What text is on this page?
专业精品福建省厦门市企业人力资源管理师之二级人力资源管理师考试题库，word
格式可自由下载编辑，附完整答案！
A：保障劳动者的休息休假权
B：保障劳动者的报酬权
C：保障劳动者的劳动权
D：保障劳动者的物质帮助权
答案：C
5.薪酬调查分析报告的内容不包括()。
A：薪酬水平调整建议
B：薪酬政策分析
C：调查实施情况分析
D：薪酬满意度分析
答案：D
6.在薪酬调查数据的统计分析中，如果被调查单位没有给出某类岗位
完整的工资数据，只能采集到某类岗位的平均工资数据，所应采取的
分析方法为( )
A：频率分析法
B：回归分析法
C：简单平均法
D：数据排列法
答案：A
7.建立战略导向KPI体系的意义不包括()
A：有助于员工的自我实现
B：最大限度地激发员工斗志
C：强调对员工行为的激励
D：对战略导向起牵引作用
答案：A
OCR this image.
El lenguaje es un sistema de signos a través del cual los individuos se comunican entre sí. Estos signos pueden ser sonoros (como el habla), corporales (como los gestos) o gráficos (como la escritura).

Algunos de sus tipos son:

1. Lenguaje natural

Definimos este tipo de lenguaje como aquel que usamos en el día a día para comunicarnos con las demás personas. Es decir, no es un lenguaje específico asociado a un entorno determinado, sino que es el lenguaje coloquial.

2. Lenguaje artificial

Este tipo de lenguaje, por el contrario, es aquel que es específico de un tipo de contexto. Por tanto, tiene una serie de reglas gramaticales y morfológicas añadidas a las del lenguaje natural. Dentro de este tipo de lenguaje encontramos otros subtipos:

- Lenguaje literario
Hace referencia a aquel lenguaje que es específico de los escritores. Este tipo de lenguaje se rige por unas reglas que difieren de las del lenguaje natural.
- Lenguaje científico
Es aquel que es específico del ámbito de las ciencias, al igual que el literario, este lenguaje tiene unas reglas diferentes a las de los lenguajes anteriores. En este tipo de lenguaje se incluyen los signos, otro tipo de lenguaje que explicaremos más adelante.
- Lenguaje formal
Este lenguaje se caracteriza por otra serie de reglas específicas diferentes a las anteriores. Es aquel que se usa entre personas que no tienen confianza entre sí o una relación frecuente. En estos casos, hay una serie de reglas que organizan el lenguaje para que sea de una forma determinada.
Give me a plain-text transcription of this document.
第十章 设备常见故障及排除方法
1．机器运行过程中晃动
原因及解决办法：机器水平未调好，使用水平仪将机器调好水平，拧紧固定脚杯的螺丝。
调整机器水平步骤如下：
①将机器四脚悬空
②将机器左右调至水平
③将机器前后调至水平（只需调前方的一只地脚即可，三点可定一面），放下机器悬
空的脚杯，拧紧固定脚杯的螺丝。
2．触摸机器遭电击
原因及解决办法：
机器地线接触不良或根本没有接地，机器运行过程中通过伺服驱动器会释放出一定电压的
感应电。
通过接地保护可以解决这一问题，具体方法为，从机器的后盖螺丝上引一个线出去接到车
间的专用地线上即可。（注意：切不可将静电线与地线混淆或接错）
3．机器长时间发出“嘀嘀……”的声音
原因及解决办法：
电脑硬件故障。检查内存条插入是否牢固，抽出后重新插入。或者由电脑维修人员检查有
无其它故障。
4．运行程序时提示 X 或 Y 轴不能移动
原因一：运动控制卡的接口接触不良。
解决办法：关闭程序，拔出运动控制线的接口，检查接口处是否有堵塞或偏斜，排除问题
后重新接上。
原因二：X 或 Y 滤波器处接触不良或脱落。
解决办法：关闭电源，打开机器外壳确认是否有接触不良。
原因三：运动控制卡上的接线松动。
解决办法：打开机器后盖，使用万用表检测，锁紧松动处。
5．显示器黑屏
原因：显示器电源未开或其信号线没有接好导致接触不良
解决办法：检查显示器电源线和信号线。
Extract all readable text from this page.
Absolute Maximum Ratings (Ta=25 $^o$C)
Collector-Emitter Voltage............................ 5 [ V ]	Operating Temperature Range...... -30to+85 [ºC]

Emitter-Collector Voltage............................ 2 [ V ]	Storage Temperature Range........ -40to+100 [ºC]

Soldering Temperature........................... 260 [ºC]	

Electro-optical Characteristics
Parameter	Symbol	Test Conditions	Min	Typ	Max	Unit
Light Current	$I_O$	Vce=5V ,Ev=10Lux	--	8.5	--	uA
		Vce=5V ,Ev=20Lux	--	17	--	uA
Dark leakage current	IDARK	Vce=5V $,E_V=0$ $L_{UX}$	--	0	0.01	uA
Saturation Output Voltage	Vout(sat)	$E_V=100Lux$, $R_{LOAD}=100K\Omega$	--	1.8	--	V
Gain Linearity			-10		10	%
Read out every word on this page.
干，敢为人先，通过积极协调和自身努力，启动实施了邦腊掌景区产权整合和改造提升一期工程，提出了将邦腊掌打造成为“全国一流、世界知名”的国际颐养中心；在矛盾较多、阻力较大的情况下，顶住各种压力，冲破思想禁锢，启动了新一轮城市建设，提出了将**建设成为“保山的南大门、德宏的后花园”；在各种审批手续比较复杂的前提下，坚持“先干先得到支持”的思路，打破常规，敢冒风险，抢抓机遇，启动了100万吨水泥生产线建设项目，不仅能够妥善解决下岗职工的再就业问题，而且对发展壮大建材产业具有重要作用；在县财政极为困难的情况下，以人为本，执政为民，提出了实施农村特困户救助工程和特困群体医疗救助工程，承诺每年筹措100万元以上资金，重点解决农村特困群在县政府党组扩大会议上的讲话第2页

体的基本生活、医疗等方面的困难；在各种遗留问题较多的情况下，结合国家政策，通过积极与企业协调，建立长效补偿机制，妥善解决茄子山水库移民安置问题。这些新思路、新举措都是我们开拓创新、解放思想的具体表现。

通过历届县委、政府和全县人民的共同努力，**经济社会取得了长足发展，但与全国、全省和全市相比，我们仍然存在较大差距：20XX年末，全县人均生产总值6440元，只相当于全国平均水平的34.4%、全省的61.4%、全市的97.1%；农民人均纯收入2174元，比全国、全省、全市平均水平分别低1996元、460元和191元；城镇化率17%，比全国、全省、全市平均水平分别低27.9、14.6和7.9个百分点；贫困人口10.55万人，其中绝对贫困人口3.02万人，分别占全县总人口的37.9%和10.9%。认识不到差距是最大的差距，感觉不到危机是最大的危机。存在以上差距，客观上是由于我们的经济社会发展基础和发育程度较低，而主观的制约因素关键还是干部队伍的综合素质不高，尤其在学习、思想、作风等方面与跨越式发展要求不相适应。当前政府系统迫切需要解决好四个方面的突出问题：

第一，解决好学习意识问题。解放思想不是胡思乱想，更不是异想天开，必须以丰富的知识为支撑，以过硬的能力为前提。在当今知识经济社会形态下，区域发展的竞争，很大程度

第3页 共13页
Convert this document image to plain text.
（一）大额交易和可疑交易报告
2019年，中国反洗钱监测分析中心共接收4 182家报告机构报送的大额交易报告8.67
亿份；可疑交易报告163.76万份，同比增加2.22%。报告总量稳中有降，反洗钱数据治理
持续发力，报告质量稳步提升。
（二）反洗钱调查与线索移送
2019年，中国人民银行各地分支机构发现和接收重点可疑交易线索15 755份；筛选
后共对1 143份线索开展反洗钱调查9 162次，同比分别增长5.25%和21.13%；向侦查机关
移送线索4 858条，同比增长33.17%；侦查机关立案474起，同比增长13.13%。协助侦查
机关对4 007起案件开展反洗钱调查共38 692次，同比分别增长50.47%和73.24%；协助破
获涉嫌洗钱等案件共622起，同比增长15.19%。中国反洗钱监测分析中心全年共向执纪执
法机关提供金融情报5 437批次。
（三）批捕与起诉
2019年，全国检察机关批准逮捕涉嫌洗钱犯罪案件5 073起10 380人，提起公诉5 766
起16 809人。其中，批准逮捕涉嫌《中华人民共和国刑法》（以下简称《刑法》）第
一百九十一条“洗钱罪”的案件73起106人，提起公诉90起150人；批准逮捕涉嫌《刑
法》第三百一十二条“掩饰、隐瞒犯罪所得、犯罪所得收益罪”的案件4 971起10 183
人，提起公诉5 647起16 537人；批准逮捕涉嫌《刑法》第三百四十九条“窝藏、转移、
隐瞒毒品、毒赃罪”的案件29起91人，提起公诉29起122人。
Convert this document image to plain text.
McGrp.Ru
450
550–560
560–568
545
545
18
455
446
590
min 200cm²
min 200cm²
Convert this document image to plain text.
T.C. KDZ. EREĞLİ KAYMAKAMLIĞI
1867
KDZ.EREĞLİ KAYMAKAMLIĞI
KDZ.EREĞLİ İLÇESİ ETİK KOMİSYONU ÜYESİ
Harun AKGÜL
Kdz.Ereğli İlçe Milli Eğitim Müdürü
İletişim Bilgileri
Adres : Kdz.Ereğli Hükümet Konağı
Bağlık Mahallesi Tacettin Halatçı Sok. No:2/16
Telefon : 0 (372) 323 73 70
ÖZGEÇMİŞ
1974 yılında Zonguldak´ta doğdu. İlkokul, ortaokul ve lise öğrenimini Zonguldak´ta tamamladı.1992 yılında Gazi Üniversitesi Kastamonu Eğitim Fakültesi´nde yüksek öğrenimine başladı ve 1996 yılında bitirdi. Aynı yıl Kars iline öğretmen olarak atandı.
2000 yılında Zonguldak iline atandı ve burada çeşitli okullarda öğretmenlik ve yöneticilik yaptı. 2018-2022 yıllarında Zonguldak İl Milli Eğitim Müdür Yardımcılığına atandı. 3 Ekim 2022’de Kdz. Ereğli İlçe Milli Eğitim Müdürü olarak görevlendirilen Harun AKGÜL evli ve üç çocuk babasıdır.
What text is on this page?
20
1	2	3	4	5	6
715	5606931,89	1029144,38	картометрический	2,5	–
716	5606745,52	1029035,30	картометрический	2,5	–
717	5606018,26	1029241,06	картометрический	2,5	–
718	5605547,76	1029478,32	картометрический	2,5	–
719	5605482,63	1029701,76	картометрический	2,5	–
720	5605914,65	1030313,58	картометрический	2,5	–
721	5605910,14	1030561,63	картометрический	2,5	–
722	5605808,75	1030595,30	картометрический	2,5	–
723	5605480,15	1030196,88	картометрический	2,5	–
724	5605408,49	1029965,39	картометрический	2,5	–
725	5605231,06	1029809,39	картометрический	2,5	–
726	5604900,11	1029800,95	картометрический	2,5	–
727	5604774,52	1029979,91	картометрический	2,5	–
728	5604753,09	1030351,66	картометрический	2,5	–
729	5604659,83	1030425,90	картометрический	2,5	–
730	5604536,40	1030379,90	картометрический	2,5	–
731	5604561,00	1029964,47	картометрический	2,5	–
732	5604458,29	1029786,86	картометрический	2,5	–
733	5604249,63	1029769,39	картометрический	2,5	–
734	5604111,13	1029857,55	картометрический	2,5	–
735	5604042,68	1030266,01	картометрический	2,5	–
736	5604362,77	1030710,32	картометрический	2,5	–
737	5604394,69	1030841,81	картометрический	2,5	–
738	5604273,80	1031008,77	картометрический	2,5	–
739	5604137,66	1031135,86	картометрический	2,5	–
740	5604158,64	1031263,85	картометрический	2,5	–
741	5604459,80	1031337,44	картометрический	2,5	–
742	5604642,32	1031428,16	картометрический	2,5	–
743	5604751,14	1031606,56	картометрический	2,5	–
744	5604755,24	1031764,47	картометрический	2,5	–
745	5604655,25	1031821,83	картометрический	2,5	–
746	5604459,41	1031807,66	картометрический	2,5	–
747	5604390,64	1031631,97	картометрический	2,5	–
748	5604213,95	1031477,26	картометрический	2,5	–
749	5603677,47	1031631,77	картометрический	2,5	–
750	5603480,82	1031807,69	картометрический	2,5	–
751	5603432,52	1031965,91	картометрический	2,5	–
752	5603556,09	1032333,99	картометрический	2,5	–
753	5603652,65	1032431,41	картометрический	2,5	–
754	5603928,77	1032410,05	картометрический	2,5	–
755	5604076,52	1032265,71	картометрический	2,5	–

──────────

§ **Exercise task**: Show each line of the data that contains the string "Milli".

§ **Written answer**:
Kdz.Ereğli İlçe Milli Eğitim Müdürü
2000 yılında Zonguldak iline atandı ve burada çeşitli okullarda öğretmenlik ve yöneticilik yaptı. 2018-2022 yıllarında Zonguldak İl Milli Eğitim Müdür Yardımcılığına atandı. 3 Ekim 2022’de Kdz. Ereğli İlçe Milli Eğitim Müdürü olarak görevlendirilen Harun AKGÜL evli ve üç çocuk babasıdır.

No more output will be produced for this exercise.